(Source data)
start
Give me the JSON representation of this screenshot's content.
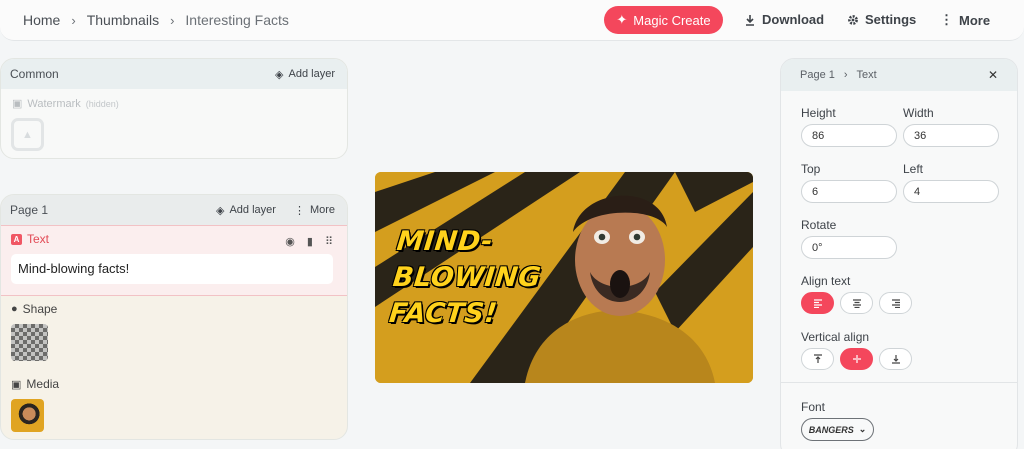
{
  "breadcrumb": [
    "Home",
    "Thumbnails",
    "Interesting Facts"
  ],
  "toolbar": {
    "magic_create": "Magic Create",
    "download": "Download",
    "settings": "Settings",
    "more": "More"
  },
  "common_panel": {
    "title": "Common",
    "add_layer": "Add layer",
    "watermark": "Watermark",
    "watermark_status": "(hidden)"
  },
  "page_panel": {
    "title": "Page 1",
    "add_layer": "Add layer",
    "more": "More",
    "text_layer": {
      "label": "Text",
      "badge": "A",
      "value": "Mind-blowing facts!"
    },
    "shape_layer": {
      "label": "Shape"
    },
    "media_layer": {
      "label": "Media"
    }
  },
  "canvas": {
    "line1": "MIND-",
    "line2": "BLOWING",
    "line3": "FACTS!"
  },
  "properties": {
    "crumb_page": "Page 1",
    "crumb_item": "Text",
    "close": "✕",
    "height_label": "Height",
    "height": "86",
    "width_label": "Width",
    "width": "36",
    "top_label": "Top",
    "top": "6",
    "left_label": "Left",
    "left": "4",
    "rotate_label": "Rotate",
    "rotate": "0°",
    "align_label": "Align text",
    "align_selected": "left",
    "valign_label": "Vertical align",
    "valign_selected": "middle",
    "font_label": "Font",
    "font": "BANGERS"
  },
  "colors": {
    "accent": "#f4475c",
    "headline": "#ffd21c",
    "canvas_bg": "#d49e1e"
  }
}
end
* **EXERCISE PROMPT**: Transcribe the records verbatim and omit the images.

* **ANSWER TO THE TASK**:
Give me the JSON representation of this screenshot's content.
{
  "breadcrumb": [
    "Home",
    "Thumbnails",
    "Interesting Facts"
  ],
  "toolbar": {
    "magic_create": "Magic Create",
    "download": "Download",
    "settings": "Settings",
    "more": "More"
  },
  "common_panel": {
    "title": "Common",
    "add_layer": "Add layer",
    "watermark": "Watermark",
    "watermark_status": "(hidden)"
  },
  "page_panel": {
    "title": "Page 1",
    "add_layer": "Add layer",
    "more": "More",
    "text_layer": {
      "label": "Text",
      "badge": "A",
      "value": "Mind-blowing facts!"
    },
    "shape_layer": {
      "label": "Shape"
    },
    "media_layer": {
      "label": "Media"
    }
  },
  "canvas": {
    "line1": "MIND-",
    "line2": "BLOWING",
    "line3": "FACTS!"
  },
  "properties": {
    "crumb_page": "Page 1",
    "crumb_item": "Text",
    "close": "✕",
    "height_label": "Height",
    "height": "86",
    "width_label": "Width",
    "width": "36",
    "top_label": "Top",
    "top": "6",
    "left_label": "Left",
    "left": "4",
    "rotate_label": "Rotate",
    "rotate": "0°",
    "align_label": "Align text",
    "align_selected": "left",
    "valign_label": "Vertical align",
    "valign_selected": "middle",
    "font_label": "Font",
    "font": "BANGERS"
  },
  "colors": {
    "accent": "#f4475c",
    "headline": "#ffd21c",
    "canvas_bg": "#d49e1e"
  }
}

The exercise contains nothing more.